[Extracted rows]
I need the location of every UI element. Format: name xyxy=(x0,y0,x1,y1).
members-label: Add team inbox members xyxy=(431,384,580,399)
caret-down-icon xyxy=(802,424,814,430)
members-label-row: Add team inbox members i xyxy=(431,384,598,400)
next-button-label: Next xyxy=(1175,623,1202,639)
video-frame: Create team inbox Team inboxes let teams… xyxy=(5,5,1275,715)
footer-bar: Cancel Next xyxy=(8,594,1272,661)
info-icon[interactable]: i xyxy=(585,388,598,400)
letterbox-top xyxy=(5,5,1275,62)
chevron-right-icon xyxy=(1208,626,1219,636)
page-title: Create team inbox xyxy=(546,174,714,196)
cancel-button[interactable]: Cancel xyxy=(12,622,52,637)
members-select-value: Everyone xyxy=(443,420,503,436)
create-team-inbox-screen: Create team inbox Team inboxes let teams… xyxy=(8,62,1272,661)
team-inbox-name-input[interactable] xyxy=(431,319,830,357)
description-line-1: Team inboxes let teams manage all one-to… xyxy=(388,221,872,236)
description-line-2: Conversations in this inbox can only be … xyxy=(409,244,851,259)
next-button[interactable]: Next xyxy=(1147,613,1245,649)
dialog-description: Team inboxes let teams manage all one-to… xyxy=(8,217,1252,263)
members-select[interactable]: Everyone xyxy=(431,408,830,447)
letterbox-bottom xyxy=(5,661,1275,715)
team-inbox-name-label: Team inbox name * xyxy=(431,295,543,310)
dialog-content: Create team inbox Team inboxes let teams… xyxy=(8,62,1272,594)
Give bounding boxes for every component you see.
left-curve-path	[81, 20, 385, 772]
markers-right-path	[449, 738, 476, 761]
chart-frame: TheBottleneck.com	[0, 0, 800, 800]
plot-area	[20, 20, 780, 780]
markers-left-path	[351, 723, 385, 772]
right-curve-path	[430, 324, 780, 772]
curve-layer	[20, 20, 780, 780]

Prompt: Retype every one of the rows above without changing anything.

Solution for this task:
I need the location of every UI element. Format: name xyxy=(x0,y0,x1,y1).
members-label: Add team inbox members xyxy=(431,384,580,399)
caret-down-icon xyxy=(802,424,814,430)
members-label-row: Add team inbox members i xyxy=(431,384,598,400)
next-button-label: Next xyxy=(1175,623,1202,639)
video-frame: Create team inbox Team inboxes let teams… xyxy=(5,5,1275,715)
footer-bar: Cancel Next xyxy=(8,594,1272,661)
info-icon[interactable]: i xyxy=(585,388,598,400)
letterbox-top xyxy=(5,5,1275,62)
chevron-right-icon xyxy=(1208,626,1219,636)
page-title: Create team inbox xyxy=(546,174,714,196)
cancel-button[interactable]: Cancel xyxy=(12,622,52,637)
members-select-value: Everyone xyxy=(443,420,503,436)
create-team-inbox-screen: Create team inbox Team inboxes let teams… xyxy=(8,62,1272,661)
team-inbox-name-input[interactable] xyxy=(431,319,830,357)
description-line-1: Team inboxes let teams manage all one-to… xyxy=(388,221,872,236)
description-line-2: Conversations in this inbox can only be … xyxy=(409,244,851,259)
next-button[interactable]: Next xyxy=(1147,613,1245,649)
dialog-description: Team inboxes let teams manage all one-to… xyxy=(8,217,1252,263)
members-select[interactable]: Everyone xyxy=(431,408,830,447)
letterbox-bottom xyxy=(5,661,1275,715)
team-inbox-name-label: Team inbox name * xyxy=(431,295,543,310)
dialog-content: Create team inbox Team inboxes let teams… xyxy=(8,62,1272,594)
Give bounding boxes for every component you see.
left-curve-path	[81, 20, 385, 772]
markers-right-path	[449, 738, 476, 761]
chart-frame: TheBottleneck.com	[0, 0, 800, 800]
plot-area	[20, 20, 780, 780]
markers-left-path	[351, 723, 385, 772]
right-curve-path	[430, 324, 780, 772]
curve-layer	[20, 20, 780, 780]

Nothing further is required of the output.